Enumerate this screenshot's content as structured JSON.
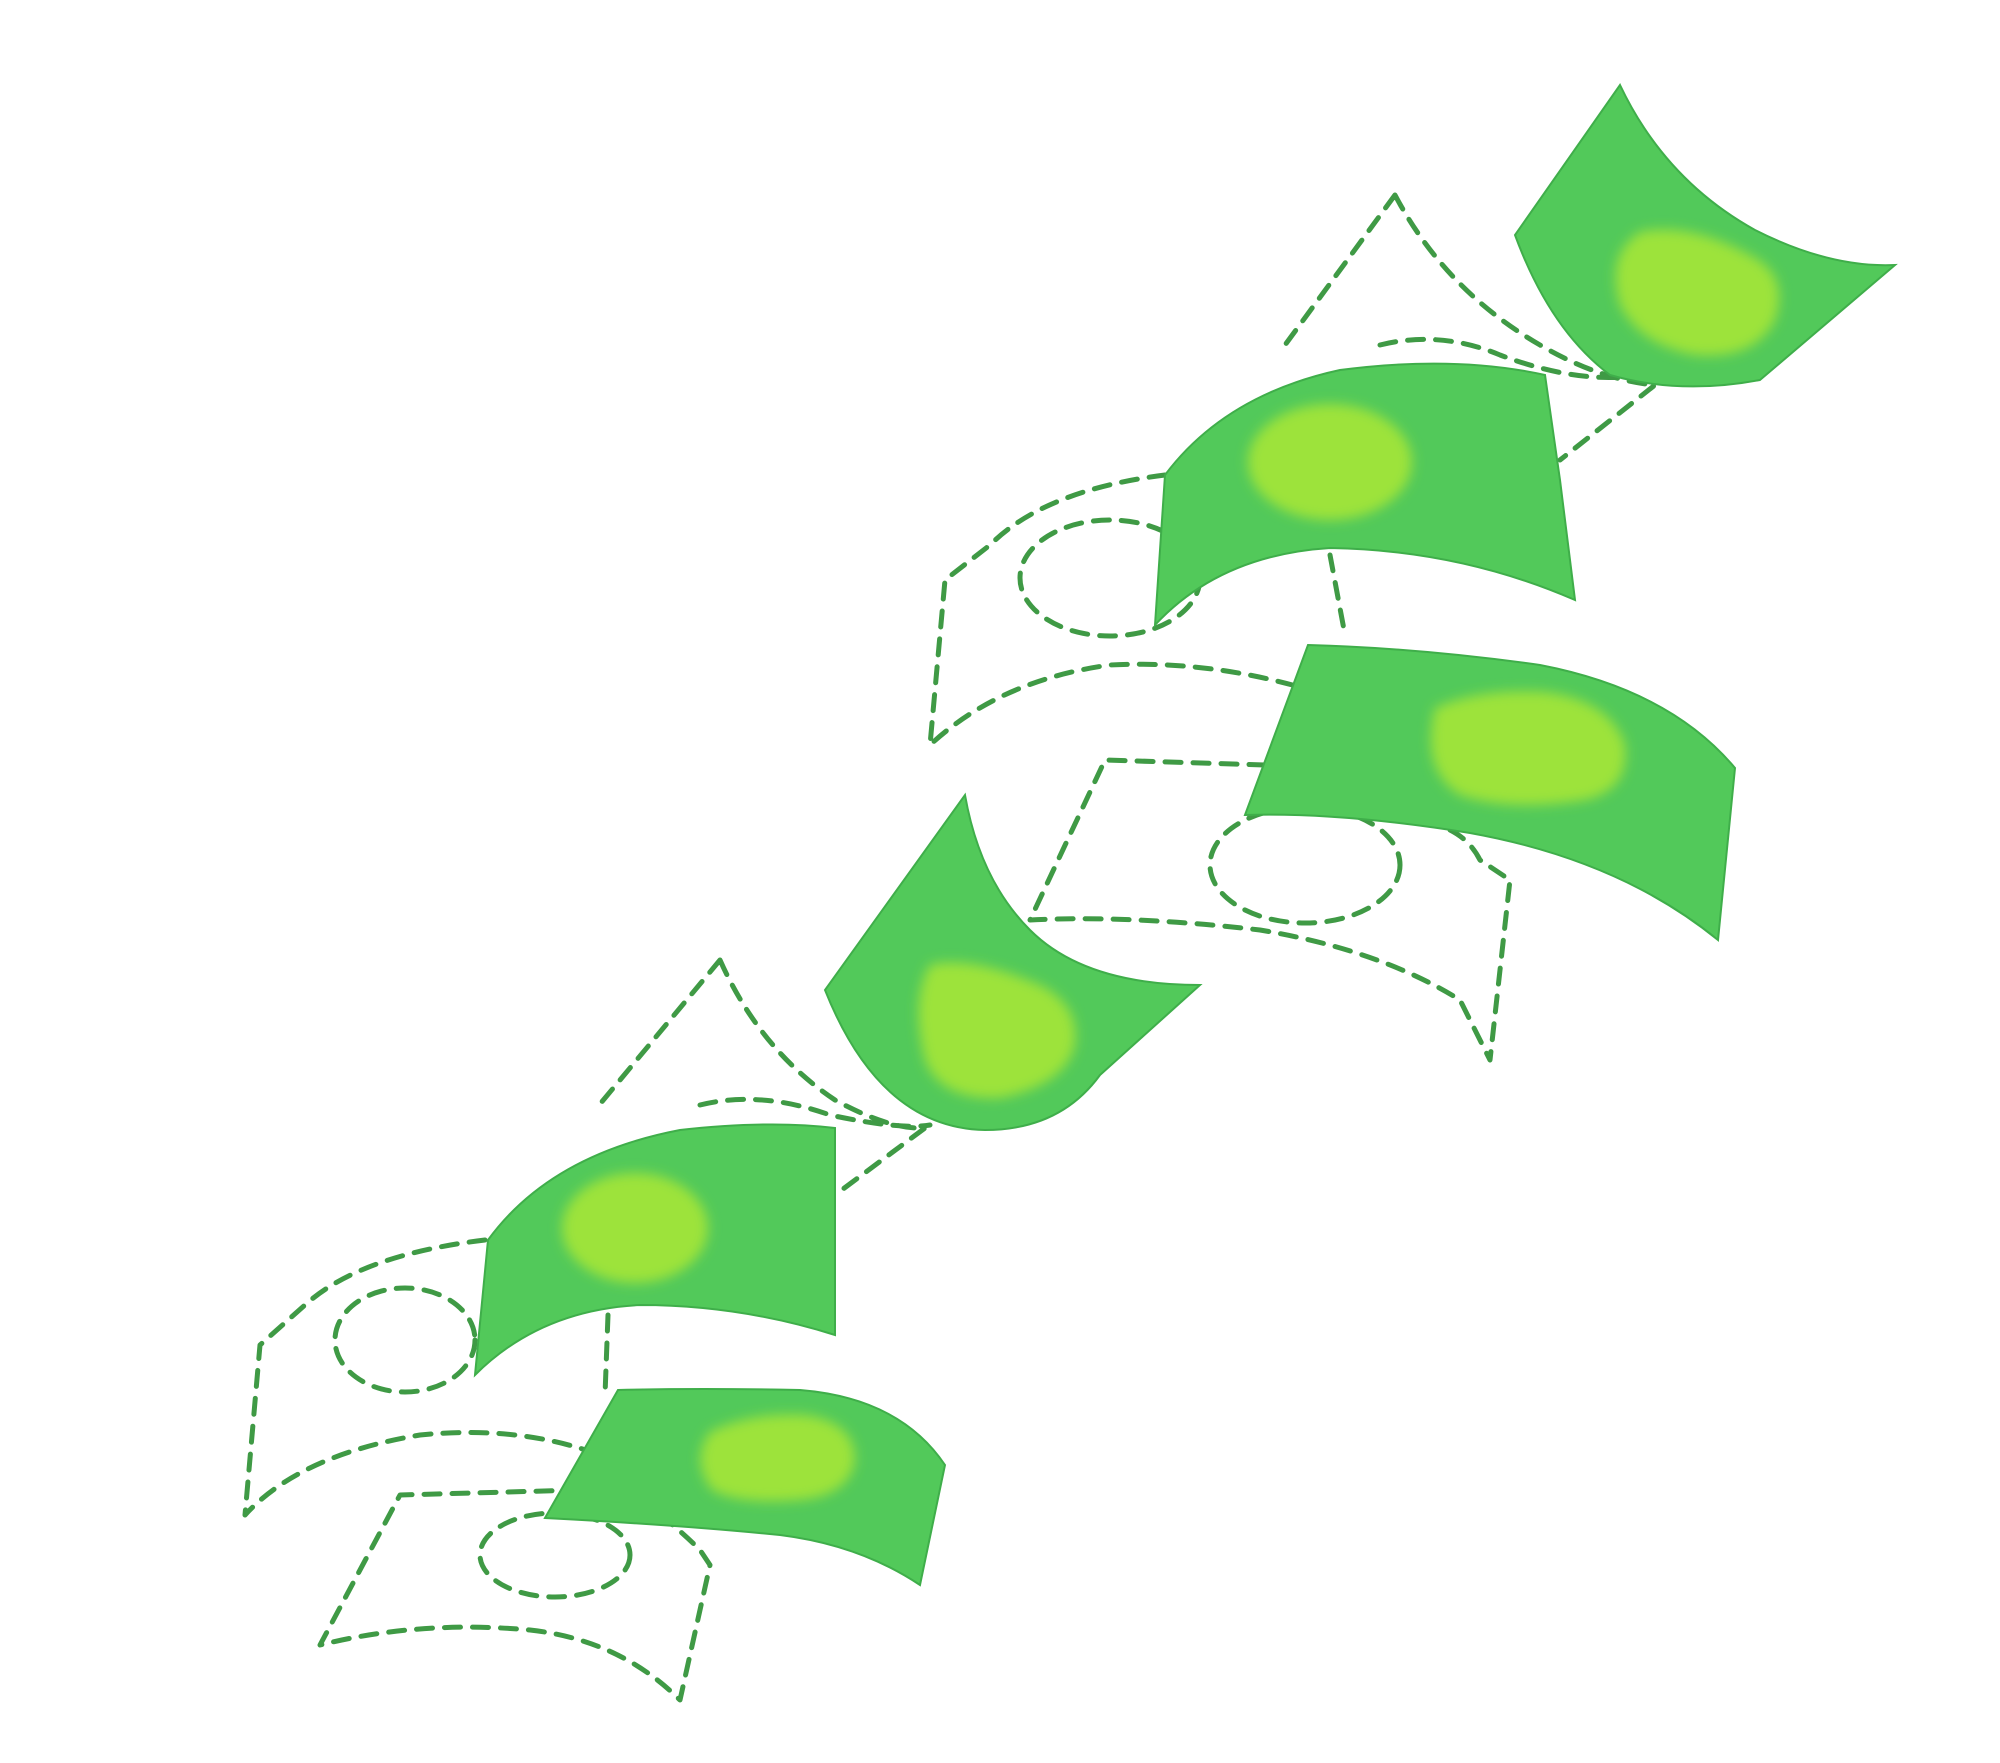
{
  "illustration": {
    "subject": "flying-money-bills",
    "colors": {
      "bill": "#52c95a",
      "bill_edge": "#3fae4a",
      "bill_center": "#9de33a",
      "dashed_outline": "#3f9a45",
      "background": "#ffffff"
    },
    "bills_count": 6,
    "outline_count": 6
  }
}
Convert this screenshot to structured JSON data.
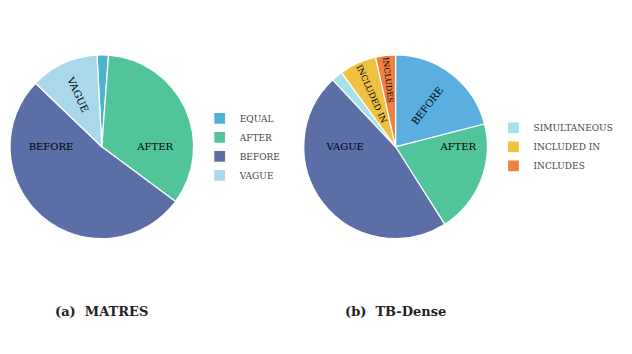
● ● ●
Restate the listing above word for word, and skip the pictures.

** OUTPUT **
Enumerate this screenshot's content as structured JSON.
{
  "illustration": {
    "subject": "flying-money-bills",
    "colors": {
      "bill": "#52c95a",
      "bill_edge": "#3fae4a",
      "bill_center": "#9de33a",
      "dashed_outline": "#3f9a45",
      "background": "#ffffff"
    },
    "bills_count": 6,
    "outline_count": 6
  }
}
Convert this screenshot to structured JSON data.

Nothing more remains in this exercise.